OBJETIVO DECLARADO:
No texto fornecido abaixo, identifique todos os temas citados como exemplos de projetos de resolução sobre direitos civis e políticos e apresente-os em lista.

TEXTO FORNECIDO:
Defesa da democracia

  • Em contexto de crescentes ameaças à democracia no país e no mundo, combater todas as formas de violência associadas a discursos de ódio e ao extremismo e promover ambiente propício para o pleno exercício da liberdade de expressão.
  • Continuar a apresentar, apoiar e copatrocinar projetos de resolução relativos aos direitos civis e políticos, tais como o direito à privacidade na era digital, os direitos humanos na Internet, o respeito às liberdades de expressão e de opinião e a proteção de jornalistas, entre outros.
  • Promover iniciativas que estimulem uma maior participação de pessoas negras, mulheres, indígenas, LGBTQIA+ e demais populações marginalizadas em funções e processos decisórios.

DADOS:
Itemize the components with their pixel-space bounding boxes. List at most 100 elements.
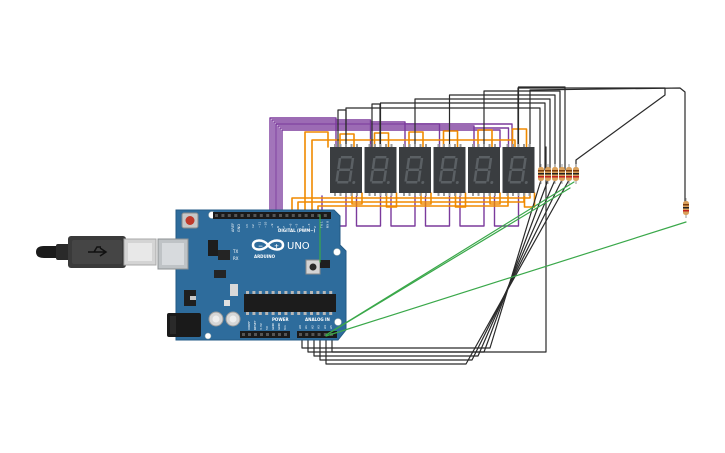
...
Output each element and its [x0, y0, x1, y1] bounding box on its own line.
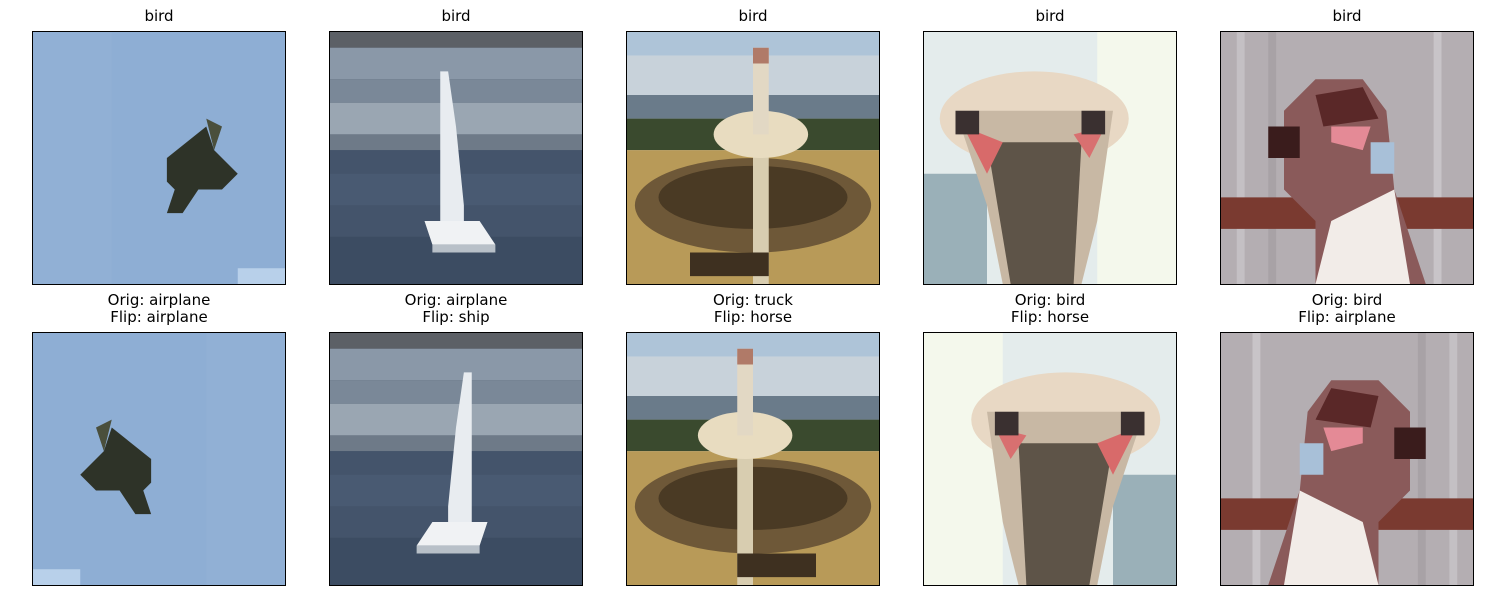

RESOLUÇÃO:
- o direito à privacidade na era digital
- os direitos humanos na Internet
- o respeito às liberdades de expressão e de opinião
- a proteção de jornalistas